For example, in frosty northern Europe, the houses have inclined roofs to keep heavy snow from accumulating. In Southeast Asia, with lots of rain and insects, you will find houses raised on stilts. On Orchid Island, with strong ocean winds, houses are built halfway below ground, keeping them warm in winter and cool in summer. And in Fujian you will find the unique donut-shaped tulou, fortified on the outside and hollow inside, built to resist pirate raiders.
As returning to nature and environmental friendliness have become new indicators of quality of life, there has been a worldwide trend toward "green architecture" that emphasizes conservation, energy savings, waste reduction, and health. And one of the major sub-trends within this larger movement is the use of natural materials (stone, earth, wood, bamboo).
Take for example the packed-earth house in Taitung christened "Ah Niu Cun." The main material for the walls is earth dug up when the foundation was put in. To the earth was added water, sand, and rice stalks, then the mixture was rolled by hand into balls, which were packed tightly to form the walls.

*Complete the following*
(a) Answer these about the architecture text:
(i) How are houses on Orchid Island built?
(ii) Which natural materials are named in parentheses?
(iii) What name was given to the packed-earth house in Taitung?
(b) In the architecture text, take the part that opens with the words containing "For example, in" and closes with "resist pirate raiders.", and write it out with "pirate raiders" switched to "sea bandits".
(c) Pick up the architecture text after its last sentence and continue it.

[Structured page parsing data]

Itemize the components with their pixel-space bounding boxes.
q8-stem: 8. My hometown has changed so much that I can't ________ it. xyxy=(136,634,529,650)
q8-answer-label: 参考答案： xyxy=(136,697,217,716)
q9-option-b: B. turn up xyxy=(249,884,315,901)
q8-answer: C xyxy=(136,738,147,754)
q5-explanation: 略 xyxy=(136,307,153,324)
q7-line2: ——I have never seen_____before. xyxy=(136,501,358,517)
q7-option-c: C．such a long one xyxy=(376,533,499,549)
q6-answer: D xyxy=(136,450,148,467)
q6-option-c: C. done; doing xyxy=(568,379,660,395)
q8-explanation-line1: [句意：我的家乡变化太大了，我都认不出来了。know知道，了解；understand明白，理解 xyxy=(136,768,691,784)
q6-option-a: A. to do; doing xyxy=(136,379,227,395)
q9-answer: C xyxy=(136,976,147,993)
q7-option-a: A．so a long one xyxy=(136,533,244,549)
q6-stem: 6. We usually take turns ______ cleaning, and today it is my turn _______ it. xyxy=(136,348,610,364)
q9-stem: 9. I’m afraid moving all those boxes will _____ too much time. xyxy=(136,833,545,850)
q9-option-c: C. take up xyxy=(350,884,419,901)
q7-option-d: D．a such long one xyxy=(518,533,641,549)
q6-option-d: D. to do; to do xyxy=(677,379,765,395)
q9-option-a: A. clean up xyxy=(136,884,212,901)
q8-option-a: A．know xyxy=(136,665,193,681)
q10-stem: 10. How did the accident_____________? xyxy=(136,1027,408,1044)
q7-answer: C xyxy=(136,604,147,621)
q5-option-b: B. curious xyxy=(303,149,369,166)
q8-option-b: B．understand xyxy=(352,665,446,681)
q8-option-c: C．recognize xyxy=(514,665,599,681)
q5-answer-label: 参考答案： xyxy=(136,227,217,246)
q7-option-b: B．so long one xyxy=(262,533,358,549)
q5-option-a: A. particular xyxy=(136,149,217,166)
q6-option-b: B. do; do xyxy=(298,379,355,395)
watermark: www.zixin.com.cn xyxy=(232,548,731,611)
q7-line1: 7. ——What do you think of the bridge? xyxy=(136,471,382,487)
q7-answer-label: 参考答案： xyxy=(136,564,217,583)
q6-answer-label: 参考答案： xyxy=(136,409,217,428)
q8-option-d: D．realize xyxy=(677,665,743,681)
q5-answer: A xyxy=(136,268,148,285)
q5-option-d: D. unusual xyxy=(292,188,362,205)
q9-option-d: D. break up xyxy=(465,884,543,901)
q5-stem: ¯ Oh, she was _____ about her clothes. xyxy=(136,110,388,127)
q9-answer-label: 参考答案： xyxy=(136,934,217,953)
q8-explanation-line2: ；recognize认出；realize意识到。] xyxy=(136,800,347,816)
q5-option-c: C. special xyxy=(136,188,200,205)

*Results for each task*
(a)
(i) Halfway below ground.
(ii) Stone, earth, wood, and bamboo.
(iii) "Ah Niu Cun."

(b)
For example, in frosty northern Europe, the houses have inclined roofs to keep heavy snow from accumulating. In Southeast Asia, with lots of rain and insects, you will find houses raised on stilts. On Orchid Island, with strong ocean winds, houses are built halfway below ground, keeping them warm in winter and cool in summer. And in Fujian you will find the unique donut-shaped tulou, fortified on the outside and hollow inside, built to resist sea bandits.

(c)
Lin Ya-yin, the guiding hand in the design of Ah Niu Cun, is currently the only architect in Taiwan specializing in the field of natural architecture. She explains that this field originated in the US back in the 1950s. It was one link in the "back to the land" part of the hippie movement, a reaction against the rush for industrial development, given further impetus by the energy crises that later followed.
However, as Lin emphasizes, "Natural architecture is for people who already have the seed planted in their minds." The core spirit is not in the building itself, but in the question of how people can get back to nature, and through everyday toil build up a relationship of closeness with the soil and air, and from that get a sense of satisfaction and groundedness. It is choosing a simple life built mainly around physical labor.
Dreams and realityWhatever the motive, after all the work of finding a piece of land, designing the house, and building it (or having it built), there is still many a slip 'twixt cup and lip: not everything ends up going smoothly.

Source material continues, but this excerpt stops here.